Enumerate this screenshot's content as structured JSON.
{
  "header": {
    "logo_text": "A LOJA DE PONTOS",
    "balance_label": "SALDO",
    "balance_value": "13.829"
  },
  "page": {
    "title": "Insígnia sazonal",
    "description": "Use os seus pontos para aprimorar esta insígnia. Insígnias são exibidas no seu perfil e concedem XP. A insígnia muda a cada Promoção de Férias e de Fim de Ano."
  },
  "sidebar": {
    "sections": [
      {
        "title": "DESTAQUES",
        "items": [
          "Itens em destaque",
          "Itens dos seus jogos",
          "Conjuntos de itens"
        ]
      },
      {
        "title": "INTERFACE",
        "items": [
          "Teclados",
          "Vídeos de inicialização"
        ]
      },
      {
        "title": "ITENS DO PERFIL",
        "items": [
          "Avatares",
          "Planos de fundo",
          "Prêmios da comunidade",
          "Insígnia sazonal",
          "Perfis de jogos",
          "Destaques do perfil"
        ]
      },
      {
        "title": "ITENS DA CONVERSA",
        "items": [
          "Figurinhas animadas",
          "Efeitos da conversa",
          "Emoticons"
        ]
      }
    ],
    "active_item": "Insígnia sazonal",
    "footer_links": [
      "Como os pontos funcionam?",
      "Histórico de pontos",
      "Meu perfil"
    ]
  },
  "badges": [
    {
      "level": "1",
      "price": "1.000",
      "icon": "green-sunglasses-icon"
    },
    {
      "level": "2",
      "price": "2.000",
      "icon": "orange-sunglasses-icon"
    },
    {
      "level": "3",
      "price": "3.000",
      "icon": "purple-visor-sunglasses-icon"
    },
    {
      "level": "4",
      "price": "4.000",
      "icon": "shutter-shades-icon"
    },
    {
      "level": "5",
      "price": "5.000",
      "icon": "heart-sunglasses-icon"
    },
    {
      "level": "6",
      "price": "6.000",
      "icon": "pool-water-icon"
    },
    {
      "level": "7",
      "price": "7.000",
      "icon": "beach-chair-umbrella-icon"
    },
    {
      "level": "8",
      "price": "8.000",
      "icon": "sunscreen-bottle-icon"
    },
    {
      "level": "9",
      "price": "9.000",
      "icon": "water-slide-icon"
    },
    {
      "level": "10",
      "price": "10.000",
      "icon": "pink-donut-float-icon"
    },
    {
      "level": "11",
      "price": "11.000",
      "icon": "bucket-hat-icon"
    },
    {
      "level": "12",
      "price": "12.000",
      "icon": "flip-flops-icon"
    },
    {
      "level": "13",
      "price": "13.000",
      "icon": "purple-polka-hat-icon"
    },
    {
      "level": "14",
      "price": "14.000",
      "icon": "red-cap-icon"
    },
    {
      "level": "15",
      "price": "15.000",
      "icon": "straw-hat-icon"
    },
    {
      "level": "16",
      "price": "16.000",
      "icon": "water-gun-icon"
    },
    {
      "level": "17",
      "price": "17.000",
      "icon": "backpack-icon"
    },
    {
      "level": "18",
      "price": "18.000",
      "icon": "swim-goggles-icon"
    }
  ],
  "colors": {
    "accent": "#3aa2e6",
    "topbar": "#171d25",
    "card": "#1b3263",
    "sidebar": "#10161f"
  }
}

==============================

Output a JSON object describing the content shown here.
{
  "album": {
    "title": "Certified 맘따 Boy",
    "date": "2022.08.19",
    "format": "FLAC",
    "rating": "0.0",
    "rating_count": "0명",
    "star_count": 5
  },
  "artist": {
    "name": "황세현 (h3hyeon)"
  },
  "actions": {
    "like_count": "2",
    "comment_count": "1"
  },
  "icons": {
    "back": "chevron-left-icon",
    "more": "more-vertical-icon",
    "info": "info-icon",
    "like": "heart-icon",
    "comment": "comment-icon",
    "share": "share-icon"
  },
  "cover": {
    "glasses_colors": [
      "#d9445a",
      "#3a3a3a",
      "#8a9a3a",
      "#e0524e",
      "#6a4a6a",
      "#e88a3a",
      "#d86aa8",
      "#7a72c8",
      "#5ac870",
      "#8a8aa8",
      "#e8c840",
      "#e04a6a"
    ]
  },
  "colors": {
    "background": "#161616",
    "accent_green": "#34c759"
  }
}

==============================

**Requirements:**
Note every line above where the string "sazonal" shows up, and copy those lines.

**Complete answer:**
    "title": "Insígnia sazonal",
          "Insígnia sazonal",
    "active_item": "Insígnia sazonal",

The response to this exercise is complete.